Problem statement. Give a verbatim repeat of the lines that run from the line containing "What does this" to the end of the data below.

Data lines.
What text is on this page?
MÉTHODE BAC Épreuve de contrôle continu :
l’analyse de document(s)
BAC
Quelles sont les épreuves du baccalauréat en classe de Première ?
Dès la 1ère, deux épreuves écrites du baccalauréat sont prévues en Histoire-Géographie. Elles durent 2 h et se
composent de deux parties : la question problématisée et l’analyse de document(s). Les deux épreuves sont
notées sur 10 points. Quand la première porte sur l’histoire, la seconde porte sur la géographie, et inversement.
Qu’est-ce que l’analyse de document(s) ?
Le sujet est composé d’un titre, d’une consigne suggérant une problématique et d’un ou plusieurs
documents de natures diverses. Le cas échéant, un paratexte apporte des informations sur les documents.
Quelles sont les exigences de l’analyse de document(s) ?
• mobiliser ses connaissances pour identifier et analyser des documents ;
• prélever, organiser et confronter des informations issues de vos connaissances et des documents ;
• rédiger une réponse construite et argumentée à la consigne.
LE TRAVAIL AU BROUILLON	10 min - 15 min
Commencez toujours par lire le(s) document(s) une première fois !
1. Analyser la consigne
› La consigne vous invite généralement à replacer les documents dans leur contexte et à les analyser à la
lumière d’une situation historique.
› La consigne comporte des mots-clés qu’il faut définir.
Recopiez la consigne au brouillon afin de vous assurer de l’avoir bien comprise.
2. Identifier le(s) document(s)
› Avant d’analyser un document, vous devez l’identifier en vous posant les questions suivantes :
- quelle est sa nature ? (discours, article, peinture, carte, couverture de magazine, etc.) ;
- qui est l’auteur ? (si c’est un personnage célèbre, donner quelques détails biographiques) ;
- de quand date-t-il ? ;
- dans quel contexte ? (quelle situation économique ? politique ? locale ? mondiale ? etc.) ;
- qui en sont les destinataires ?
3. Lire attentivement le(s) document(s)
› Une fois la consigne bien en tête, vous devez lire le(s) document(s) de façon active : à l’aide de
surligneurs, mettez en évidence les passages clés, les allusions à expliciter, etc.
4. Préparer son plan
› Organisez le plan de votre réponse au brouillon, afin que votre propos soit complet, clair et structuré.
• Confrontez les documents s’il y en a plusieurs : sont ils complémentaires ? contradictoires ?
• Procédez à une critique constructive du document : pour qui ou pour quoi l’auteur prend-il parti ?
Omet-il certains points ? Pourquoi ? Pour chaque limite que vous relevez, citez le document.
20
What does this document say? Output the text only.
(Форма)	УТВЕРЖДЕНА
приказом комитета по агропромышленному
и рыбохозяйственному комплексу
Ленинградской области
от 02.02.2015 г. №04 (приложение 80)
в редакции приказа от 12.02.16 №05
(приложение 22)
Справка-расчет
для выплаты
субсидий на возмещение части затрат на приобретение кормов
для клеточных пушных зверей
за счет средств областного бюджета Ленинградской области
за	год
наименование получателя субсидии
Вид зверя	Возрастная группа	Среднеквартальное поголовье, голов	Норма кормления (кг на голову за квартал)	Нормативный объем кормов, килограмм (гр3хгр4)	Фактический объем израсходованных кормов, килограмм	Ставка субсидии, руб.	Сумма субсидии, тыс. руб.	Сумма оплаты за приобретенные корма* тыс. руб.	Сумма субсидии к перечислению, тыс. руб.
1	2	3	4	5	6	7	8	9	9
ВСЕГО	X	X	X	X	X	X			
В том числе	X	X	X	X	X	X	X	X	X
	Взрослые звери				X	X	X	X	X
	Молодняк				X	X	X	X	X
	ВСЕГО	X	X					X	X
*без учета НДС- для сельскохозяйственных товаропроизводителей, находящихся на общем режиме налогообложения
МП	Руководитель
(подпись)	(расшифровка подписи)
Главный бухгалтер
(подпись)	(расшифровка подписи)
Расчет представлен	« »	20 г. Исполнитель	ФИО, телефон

Finished exercise.
What does this document say? Output the text only.
(Форма)	УТВЕРЖДЕНА
приказом комитета по агропромышленному
и рыбохозяйственному комплексу
Ленинградской области
от 02.02.2015 г. №04 (приложение 80)
в редакции приказа от 12.02.16 №05
(приложение 22)
Справка-расчет
для выплаты
субсидий на возмещение части затрат на приобретение кормов
для клеточных пушных зверей
за счет средств областного бюджета Ленинградской области
за	год
наименование получателя субсидии
Вид зверя	Возрастная группа	Среднеквартальное поголовье, голов	Норма кормления (кг на голову за квартал)	Нормативный объем кормов, килограмм (гр3хгр4)	Фактический объем израсходованных кормов, килограмм	Ставка субсидии, руб.	Сумма субсидии, тыс. руб.	Сумма оплаты за приобретенные корма* тыс. руб.	Сумма субсидии к перечислению, тыс. руб.
1	2	3	4	5	6	7	8	9	9
ВСЕГО	X	X	X	X	X	X			
В том числе	X	X	X	X	X	X	X	X	X
	Взрослые звери				X	X	X	X	X
	Молодняк				X	X	X	X	X
	ВСЕГО	X	X					X	X
*без учета НДС- для сельскохозяйственных товаропроизводителей, находящихся на общем режиме налогообложения
МП	Руководитель
(подпись)	(расшифровка подписи)
Главный бухгалтер
(подпись)	(расшифровка подписи)
Расчет представлен	« »	20 г. Исполнитель	ФИО, телефон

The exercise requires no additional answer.